-- Start --

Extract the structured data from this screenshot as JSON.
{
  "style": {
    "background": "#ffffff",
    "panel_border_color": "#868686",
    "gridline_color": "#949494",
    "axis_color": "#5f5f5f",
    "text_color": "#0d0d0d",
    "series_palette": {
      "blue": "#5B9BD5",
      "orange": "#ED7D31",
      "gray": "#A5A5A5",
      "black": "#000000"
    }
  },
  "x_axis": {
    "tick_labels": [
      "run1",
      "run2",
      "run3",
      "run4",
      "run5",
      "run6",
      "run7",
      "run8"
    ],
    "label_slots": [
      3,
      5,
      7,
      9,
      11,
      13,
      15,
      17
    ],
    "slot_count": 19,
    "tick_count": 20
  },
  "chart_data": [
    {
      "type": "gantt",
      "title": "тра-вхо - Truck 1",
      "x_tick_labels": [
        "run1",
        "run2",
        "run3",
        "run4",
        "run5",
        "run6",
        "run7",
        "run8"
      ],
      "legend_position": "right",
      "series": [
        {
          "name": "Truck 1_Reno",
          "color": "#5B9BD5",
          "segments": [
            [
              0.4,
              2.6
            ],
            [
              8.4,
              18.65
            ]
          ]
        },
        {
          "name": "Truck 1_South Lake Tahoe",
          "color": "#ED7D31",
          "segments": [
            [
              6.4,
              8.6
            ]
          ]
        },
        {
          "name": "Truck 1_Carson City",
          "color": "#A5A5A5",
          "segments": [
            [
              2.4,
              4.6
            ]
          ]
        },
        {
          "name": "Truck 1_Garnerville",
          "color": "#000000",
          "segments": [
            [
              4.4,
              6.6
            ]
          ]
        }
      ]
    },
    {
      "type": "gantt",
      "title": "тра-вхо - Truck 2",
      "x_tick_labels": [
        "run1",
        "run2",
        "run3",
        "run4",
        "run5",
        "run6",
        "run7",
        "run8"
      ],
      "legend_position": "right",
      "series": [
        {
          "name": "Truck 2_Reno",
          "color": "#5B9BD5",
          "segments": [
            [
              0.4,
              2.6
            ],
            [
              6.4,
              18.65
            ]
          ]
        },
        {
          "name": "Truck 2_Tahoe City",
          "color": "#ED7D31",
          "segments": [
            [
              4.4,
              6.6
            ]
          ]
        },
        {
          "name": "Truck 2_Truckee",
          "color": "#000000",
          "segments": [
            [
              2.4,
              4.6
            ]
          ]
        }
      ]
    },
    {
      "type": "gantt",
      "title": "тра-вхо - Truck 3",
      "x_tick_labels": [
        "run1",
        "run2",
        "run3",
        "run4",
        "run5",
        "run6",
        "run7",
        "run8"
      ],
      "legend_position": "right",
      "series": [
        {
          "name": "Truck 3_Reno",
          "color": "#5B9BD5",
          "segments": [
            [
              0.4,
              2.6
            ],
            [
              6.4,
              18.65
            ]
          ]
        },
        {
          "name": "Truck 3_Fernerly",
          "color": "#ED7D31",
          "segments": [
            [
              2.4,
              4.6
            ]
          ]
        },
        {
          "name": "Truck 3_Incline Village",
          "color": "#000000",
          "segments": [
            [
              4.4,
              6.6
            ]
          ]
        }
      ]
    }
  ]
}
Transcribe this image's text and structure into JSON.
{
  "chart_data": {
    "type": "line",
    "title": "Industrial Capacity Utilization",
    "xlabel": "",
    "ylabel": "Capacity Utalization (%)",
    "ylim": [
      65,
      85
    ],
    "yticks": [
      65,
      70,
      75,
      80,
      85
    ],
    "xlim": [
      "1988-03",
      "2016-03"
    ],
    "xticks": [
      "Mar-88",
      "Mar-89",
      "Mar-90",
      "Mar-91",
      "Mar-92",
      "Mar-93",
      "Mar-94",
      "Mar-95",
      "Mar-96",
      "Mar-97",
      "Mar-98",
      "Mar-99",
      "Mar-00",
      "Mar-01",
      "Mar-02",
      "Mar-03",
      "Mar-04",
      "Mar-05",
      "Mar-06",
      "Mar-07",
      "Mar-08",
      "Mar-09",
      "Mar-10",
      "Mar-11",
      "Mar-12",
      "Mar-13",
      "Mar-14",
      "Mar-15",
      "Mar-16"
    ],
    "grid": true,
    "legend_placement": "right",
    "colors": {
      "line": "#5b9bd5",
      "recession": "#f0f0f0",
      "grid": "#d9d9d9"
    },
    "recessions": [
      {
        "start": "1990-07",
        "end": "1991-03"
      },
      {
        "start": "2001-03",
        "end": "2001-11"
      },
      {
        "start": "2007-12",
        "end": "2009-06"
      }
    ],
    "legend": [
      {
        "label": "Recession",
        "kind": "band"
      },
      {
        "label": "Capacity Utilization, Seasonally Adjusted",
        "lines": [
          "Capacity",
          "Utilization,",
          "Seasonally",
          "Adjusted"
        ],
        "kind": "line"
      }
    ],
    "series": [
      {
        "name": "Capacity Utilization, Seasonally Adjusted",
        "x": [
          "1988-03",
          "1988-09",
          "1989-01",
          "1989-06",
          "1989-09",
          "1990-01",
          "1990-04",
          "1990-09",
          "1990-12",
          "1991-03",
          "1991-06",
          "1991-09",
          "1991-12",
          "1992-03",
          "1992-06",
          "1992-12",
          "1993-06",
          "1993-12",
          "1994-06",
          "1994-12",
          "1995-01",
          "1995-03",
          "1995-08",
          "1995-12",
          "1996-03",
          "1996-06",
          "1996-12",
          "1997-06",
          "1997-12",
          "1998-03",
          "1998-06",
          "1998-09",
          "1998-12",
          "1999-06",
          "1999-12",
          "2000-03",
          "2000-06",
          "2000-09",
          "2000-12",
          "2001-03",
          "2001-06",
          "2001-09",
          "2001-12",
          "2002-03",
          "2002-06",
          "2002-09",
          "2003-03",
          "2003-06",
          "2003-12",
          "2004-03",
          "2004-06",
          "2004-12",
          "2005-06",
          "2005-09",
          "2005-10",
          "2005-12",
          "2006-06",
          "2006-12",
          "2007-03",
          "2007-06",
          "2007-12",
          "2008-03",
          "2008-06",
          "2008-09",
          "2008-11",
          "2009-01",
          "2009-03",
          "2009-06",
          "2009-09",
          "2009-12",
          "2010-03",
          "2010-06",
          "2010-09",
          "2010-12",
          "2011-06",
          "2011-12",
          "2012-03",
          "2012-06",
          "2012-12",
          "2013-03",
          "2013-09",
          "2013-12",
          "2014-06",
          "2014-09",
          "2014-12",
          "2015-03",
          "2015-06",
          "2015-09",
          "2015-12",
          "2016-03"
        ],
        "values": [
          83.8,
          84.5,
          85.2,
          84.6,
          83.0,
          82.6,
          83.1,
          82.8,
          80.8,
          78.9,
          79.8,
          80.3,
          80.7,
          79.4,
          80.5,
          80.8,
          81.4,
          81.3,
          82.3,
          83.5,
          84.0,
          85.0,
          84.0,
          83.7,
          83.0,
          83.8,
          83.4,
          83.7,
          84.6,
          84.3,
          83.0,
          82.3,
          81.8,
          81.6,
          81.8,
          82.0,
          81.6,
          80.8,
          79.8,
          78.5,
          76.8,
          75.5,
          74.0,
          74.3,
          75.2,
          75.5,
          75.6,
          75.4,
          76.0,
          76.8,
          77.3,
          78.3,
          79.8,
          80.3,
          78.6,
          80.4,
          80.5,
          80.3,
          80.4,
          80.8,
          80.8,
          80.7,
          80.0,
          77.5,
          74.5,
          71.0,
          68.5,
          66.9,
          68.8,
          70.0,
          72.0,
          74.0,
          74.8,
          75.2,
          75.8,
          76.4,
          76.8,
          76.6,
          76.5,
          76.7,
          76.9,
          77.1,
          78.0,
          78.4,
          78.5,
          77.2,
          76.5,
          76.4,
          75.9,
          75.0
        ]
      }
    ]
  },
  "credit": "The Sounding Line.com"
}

-- End --

> Exercise description:
All the entries above need to be reproduced exactly.

> Answer in full:
Extract the structured data from this screenshot as JSON.
{
  "style": {
    "background": "#ffffff",
    "panel_border_color": "#868686",
    "gridline_color": "#949494",
    "axis_color": "#5f5f5f",
    "text_color": "#0d0d0d",
    "series_palette": {
      "blue": "#5B9BD5",
      "orange": "#ED7D31",
      "gray": "#A5A5A5",
      "black": "#000000"
    }
  },
  "x_axis": {
    "tick_labels": [
      "run1",
      "run2",
      "run3",
      "run4",
      "run5",
      "run6",
      "run7",
      "run8"
    ],
    "label_slots": [
      3,
      5,
      7,
      9,
      11,
      13,
      15,
      17
    ],
    "slot_count": 19,
    "tick_count": 20
  },
  "chart_data": [
    {
      "type": "gantt",
      "title": "тра-вхо - Truck 1",
      "x_tick_labels": [
        "run1",
        "run2",
        "run3",
        "run4",
        "run5",
        "run6",
        "run7",
        "run8"
      ],
      "legend_position": "right",
      "series": [
        {
          "name": "Truck 1_Reno",
          "color": "#5B9BD5",
          "segments": [
            [
              0.4,
              2.6
            ],
            [
              8.4,
              18.65
            ]
          ]
        },
        {
          "name": "Truck 1_South Lake Tahoe",
          "color": "#ED7D31",
          "segments": [
            [
              6.4,
              8.6
            ]
          ]
        },
        {
          "name": "Truck 1_Carson City",
          "color": "#A5A5A5",
          "segments": [
            [
              2.4,
              4.6
            ]
          ]
        },
        {
          "name": "Truck 1_Garnerville",
          "color": "#000000",
          "segments": [
            [
              4.4,
              6.6
            ]
          ]
        }
      ]
    },
    {
      "type": "gantt",
      "title": "тра-вхо - Truck 2",
      "x_tick_labels": [
        "run1",
        "run2",
        "run3",
        "run4",
        "run5",
        "run6",
        "run7",
        "run8"
      ],
      "legend_position": "right",
      "series": [
        {
          "name": "Truck 2_Reno",
          "color": "#5B9BD5",
          "segments": [
            [
              0.4,
              2.6
            ],
            [
              6.4,
              18.65
            ]
          ]
        },
        {
          "name": "Truck 2_Tahoe City",
          "color": "#ED7D31",
          "segments": [
            [
              4.4,
              6.6
            ]
          ]
        },
        {
          "name": "Truck 2_Truckee",
          "color": "#000000",
          "segments": [
            [
              2.4,
              4.6
            ]
          ]
        }
      ]
    },
    {
      "type": "gantt",
      "title": "тра-вхо - Truck 3",
      "x_tick_labels": [
        "run1",
        "run2",
        "run3",
        "run4",
        "run5",
        "run6",
        "run7",
        "run8"
      ],
      "legend_position": "right",
      "series": [
        {
          "name": "Truck 3_Reno",
          "color": "#5B9BD5",
          "segments": [
            [
              0.4,
              2.6
            ],
            [
              6.4,
              18.65
            ]
          ]
        },
        {
          "name": "Truck 3_Fernerly",
          "color": "#ED7D31",
          "segments": [
            [
              2.4,
              4.6
            ]
          ]
        },
        {
          "name": "Truck 3_Incline Village",
          "color": "#000000",
          "segments": [
            [
              4.4,
              6.6
            ]
          ]
        }
      ]
    }
  ]
}
Transcribe this image's text and structure into JSON.
{
  "chart_data": {
    "type": "line",
    "title": "Industrial Capacity Utilization",
    "xlabel": "",
    "ylabel": "Capacity Utalization (%)",
    "ylim": [
      65,
      85
    ],
    "yticks": [
      65,
      70,
      75,
      80,
      85
    ],
    "xlim": [
      "1988-03",
      "2016-03"
    ],
    "xticks": [
      "Mar-88",
      "Mar-89",
      "Mar-90",
      "Mar-91",
      "Mar-92",
      "Mar-93",
      "Mar-94",
      "Mar-95",
      "Mar-96",
      "Mar-97",
      "Mar-98",
      "Mar-99",
      "Mar-00",
      "Mar-01",
      "Mar-02",
      "Mar-03",
      "Mar-04",
      "Mar-05",
      "Mar-06",
      "Mar-07",
      "Mar-08",
      "Mar-09",
      "Mar-10",
      "Mar-11",
      "Mar-12",
      "Mar-13",
      "Mar-14",
      "Mar-15",
      "Mar-16"
    ],
    "grid": true,
    "legend_placement": "right",
    "colors": {
      "line": "#5b9bd5",
      "recession": "#f0f0f0",
      "grid": "#d9d9d9"
    },
    "recessions": [
      {
        "start": "1990-07",
        "end": "1991-03"
      },
      {
        "start": "2001-03",
        "end": "2001-11"
      },
      {
        "start": "2007-12",
        "end": "2009-06"
      }
    ],
    "legend": [
      {
        "label": "Recession",
        "kind": "band"
      },
      {
        "label": "Capacity Utilization, Seasonally Adjusted",
        "lines": [
          "Capacity",
          "Utilization,",
          "Seasonally",
          "Adjusted"
        ],
        "kind": "line"
      }
    ],
    "series": [
      {
        "name": "Capacity Utilization, Seasonally Adjusted",
        "x": [
          "1988-03",
          "1988-09",
          "1989-01",
          "1989-06",
          "1989-09",
          "1990-01",
          "1990-04",
          "1990-09",
          "1990-12",
          "1991-03",
          "1991-06",
          "1991-09",
          "1991-12",
          "1992-03",
          "1992-06",
          "1992-12",
          "1993-06",
          "1993-12",
          "1994-06",
          "1994-12",
          "1995-01",
          "1995-03",
          "1995-08",
          "1995-12",
          "1996-03",
          "1996-06",
          "1996-12",
          "1997-06",
          "1997-12",
          "1998-03",
          "1998-06",
          "1998-09",
          "1998-12",
          "1999-06",
          "1999-12",
          "2000-03",
          "2000-06",
          "2000-09",
          "2000-12",
          "2001-03",
          "2001-06",
          "2001-09",
          "2001-12",
          "2002-03",
          "2002-06",
          "2002-09",
          "2003-03",
          "2003-06",
          "2003-12",
          "2004-03",
          "2004-06",
          "2004-12",
          "2005-06",
          "2005-09",
          "2005-10",
          "2005-12",
          "2006-06",
          "2006-12",
          "2007-03",
          "2007-06",
          "2007-12",
          "2008-03",
          "2008-06",
          "2008-09",
          "2008-11",
          "2009-01",
          "2009-03",
          "2009-06",
          "2009-09",
          "2009-12",
          "2010-03",
          "2010-06",
          "2010-09",
          "2010-12",
          "2011-06",
          "2011-12",
          "2012-03",
          "2012-06",
          "2012-12",
          "2013-03",
          "2013-09",
          "2013-12",
          "2014-06",
          "2014-09",
          "2014-12",
          "2015-03",
          "2015-06",
          "2015-09",
          "2015-12",
          "2016-03"
        ],
        "values": [
          83.8,
          84.5,
          85.2,
          84.6,
          83.0,
          82.6,
          83.1,
          82.8,
          80.8,
          78.9,
          79.8,
          80.3,
          80.7,
          79.4,
          80.5,
          80.8,
          81.4,
          81.3,
          82.3,
          83.5,
          84.0,
          85.0,
          84.0,
          83.7,
          83.0,
          83.8,
          83.4,
          83.7,
          84.6,
          84.3,
          83.0,
          82.3,
          81.8,
          81.6,
          81.8,
          82.0,
          81.6,
          80.8,
          79.8,
          78.5,
          76.8,
          75.5,
          74.0,
          74.3,
          75.2,
          75.5,
          75.6,
          75.4,
          76.0,
          76.8,
          77.3,
          78.3,
          79.8,
          80.3,
          78.6,
          80.4,
          80.5,
          80.3,
          80.4,
          80.8,
          80.8,
          80.7,
          80.0,
          77.5,
          74.5,
          71.0,
          68.5,
          66.9,
          68.8,
          70.0,
          72.0,
          74.0,
          74.8,
          75.2,
          75.8,
          76.4,
          76.8,
          76.6,
          76.5,
          76.7,
          76.9,
          77.1,
          78.0,
          78.4,
          78.5,
          77.2,
          76.5,
          76.4,
          75.9,
          75.0
        ]
      }
    ]
  },
  "credit": "The Sounding Line.com"
}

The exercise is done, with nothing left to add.